> _Task description_:
All of the data below should be written out exactly.

Stored items from a collection
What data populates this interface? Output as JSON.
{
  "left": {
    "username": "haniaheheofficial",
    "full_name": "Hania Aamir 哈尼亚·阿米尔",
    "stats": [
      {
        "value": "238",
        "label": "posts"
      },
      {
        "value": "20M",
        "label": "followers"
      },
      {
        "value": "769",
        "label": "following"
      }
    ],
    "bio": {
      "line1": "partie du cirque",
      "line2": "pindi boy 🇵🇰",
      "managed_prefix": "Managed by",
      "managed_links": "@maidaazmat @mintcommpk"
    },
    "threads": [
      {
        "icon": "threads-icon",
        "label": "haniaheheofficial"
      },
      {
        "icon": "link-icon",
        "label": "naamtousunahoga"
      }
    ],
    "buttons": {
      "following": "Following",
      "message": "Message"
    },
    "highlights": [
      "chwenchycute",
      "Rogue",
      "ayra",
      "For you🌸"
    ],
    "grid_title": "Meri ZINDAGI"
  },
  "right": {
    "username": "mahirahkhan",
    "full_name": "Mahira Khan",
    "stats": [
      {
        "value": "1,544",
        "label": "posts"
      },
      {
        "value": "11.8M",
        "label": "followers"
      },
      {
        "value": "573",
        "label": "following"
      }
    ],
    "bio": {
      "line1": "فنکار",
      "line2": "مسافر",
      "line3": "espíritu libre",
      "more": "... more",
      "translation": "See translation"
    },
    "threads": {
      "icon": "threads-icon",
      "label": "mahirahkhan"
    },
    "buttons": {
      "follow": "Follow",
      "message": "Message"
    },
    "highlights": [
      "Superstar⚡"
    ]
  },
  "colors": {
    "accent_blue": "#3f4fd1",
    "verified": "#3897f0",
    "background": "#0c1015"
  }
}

> _Output for this exercise_:
What data populates this interface? Output as JSON.
{
  "left": {
    "username": "haniaheheofficial",
    "full_name": "Hania Aamir 哈尼亚·阿米尔",
    "stats": [
      {
        "value": "238",
        "label": "posts"
      },
      {
        "value": "20M",
        "label": "followers"
      },
      {
        "value": "769",
        "label": "following"
      }
    ],
    "bio": {
      "line1": "partie du cirque",
      "line2": "pindi boy 🇵🇰",
      "managed_prefix": "Managed by",
      "managed_links": "@maidaazmat @mintcommpk"
    },
    "threads": [
      {
        "icon": "threads-icon",
        "label": "haniaheheofficial"
      },
      {
        "icon": "link-icon",
        "label": "naamtousunahoga"
      }
    ],
    "buttons": {
      "following": "Following",
      "message": "Message"
    },
    "highlights": [
      "chwenchycute",
      "Rogue",
      "ayra",
      "For you🌸"
    ],
    "grid_title": "Meri ZINDAGI"
  },
  "right": {
    "username": "mahirahkhan",
    "full_name": "Mahira Khan",
    "stats": [
      {
        "value": "1,544",
        "label": "posts"
      },
      {
        "value": "11.8M",
        "label": "followers"
      },
      {
        "value": "573",
        "label": "following"
      }
    ],
    "bio": {
      "line1": "فنکار",
      "line2": "مسافر",
      "line3": "espíritu libre",
      "more": "... more",
      "translation": "See translation"
    },
    "threads": {
      "icon": "threads-icon",
      "label": "mahirahkhan"
    },
    "buttons": {
      "follow": "Follow",
      "message": "Message"
    },
    "highlights": [
      "Superstar⚡"
    ]
  },
  "colors": {
    "accent_blue": "#3f4fd1",
    "verified": "#3897f0",
    "background": "#0c1015"
  }
}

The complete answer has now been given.